[Begin]

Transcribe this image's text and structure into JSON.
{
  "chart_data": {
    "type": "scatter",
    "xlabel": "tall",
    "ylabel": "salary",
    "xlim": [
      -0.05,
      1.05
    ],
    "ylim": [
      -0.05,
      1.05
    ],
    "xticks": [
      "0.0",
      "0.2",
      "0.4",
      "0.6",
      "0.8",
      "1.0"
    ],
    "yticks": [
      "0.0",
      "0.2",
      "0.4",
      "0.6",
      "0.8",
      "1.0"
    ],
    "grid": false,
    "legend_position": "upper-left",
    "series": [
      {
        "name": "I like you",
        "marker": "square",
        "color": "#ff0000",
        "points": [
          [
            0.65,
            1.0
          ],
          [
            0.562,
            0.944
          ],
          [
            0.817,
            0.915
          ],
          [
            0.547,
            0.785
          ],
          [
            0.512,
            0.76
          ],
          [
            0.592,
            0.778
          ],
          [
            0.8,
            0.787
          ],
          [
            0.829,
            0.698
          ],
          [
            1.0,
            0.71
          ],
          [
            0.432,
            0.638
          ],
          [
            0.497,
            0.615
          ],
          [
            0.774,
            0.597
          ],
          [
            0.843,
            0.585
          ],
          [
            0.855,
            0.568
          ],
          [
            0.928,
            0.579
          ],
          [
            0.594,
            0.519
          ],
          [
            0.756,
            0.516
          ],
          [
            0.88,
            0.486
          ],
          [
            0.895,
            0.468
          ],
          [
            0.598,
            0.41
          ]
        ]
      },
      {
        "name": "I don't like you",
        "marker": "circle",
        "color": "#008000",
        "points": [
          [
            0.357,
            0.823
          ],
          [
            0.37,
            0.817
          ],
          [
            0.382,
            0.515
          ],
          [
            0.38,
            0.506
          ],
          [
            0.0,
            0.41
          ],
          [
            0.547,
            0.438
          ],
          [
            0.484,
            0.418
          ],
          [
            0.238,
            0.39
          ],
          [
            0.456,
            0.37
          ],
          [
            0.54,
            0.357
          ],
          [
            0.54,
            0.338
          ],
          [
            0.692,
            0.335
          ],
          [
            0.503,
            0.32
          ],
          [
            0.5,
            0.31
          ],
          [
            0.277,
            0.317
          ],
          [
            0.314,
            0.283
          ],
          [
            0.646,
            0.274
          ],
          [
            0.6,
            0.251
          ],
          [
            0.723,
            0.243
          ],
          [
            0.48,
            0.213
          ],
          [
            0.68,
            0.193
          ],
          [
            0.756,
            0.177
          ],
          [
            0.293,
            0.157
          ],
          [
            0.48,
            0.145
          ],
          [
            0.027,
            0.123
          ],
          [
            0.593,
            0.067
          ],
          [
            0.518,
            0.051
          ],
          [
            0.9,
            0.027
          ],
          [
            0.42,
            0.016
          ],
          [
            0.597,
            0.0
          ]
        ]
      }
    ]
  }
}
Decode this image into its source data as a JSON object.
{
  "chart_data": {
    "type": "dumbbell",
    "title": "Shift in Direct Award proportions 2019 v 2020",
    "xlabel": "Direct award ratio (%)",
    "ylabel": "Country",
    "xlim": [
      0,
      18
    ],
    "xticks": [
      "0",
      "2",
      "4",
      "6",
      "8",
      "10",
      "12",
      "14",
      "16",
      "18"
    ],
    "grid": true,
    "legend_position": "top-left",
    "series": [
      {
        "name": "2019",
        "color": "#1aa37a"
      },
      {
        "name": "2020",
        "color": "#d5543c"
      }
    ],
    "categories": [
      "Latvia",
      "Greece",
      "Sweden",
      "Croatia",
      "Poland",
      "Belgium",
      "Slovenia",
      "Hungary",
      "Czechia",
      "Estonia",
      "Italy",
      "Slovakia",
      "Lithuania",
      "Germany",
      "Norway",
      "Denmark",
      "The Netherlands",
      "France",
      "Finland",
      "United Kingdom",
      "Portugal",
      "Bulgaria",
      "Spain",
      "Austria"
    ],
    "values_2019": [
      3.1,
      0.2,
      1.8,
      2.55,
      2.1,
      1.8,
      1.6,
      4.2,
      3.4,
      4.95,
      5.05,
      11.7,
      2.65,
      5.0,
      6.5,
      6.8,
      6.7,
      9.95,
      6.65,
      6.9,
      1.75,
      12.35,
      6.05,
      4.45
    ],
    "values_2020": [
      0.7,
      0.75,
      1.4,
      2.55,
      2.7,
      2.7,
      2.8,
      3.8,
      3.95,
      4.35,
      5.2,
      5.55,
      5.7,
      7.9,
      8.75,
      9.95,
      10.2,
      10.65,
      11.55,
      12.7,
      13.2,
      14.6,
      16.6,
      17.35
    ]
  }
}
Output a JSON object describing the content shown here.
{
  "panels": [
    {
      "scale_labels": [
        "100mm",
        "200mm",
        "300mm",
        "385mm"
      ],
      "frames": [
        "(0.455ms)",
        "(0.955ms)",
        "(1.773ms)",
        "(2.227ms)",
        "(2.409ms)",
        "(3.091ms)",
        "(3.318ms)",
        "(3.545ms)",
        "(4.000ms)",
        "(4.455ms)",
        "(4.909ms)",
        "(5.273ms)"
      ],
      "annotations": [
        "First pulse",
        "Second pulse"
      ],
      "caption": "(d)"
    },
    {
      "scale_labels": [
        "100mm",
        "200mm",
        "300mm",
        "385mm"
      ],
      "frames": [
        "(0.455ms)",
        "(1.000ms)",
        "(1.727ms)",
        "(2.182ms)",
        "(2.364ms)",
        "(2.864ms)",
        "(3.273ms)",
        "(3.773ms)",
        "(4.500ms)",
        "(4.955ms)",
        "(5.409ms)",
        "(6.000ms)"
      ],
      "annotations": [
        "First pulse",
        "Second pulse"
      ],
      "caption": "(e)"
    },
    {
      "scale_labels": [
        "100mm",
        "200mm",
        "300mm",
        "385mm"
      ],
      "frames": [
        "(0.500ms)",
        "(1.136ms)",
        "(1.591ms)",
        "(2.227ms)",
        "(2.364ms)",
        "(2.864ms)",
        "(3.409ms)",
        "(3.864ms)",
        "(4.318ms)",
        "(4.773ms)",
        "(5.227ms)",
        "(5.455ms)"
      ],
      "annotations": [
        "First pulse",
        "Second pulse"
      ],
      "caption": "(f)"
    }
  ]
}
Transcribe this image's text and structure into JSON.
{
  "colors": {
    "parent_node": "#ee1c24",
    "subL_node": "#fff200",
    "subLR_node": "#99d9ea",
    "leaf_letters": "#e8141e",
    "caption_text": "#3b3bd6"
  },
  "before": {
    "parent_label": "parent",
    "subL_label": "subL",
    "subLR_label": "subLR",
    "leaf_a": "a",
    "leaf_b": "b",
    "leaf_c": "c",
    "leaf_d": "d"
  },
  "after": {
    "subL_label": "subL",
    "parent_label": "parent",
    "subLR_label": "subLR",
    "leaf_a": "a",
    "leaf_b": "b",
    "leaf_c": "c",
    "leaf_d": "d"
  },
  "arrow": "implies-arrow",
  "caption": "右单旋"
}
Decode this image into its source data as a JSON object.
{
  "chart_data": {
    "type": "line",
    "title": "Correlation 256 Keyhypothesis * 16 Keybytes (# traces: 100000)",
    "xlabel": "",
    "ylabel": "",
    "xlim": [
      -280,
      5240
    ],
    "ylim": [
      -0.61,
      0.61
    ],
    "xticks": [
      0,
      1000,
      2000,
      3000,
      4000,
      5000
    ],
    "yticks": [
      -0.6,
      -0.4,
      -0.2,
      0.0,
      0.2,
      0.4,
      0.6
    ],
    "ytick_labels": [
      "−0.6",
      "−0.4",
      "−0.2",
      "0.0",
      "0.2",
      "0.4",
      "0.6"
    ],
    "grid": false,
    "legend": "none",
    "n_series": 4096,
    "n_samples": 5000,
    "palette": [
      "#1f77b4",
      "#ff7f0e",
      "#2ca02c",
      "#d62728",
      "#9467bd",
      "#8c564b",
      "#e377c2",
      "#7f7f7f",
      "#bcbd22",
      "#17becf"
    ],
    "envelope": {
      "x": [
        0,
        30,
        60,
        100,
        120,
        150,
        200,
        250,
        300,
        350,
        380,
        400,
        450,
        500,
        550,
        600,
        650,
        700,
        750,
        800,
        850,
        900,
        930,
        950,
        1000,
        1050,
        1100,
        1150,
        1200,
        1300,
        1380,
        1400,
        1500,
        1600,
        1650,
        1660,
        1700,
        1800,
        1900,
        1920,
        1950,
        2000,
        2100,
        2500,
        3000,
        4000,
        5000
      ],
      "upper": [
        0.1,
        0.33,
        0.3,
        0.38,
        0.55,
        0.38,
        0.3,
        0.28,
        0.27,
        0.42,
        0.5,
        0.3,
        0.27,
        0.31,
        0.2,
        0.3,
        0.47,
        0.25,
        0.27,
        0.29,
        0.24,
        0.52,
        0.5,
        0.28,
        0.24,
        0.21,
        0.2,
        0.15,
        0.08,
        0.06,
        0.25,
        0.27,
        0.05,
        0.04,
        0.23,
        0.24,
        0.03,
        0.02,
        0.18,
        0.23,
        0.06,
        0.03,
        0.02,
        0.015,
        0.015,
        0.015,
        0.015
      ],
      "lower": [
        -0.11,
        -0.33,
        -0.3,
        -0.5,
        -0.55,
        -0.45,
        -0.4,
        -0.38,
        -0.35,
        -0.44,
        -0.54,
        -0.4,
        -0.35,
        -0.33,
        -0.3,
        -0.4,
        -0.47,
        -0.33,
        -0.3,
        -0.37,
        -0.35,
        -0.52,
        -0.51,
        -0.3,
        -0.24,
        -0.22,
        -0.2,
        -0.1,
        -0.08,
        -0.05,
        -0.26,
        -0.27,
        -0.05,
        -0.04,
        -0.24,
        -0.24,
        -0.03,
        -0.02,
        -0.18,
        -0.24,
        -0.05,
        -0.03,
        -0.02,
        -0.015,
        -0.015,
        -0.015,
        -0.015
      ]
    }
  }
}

[End]

» **INSTRUCTION**
Copy each line of the listing that contains the string "name".

» **RESPONSE TO THE TASK**
        "name": "I like you",
        "name": "I don't like you",
        "name": "2019",
        "name": "2020",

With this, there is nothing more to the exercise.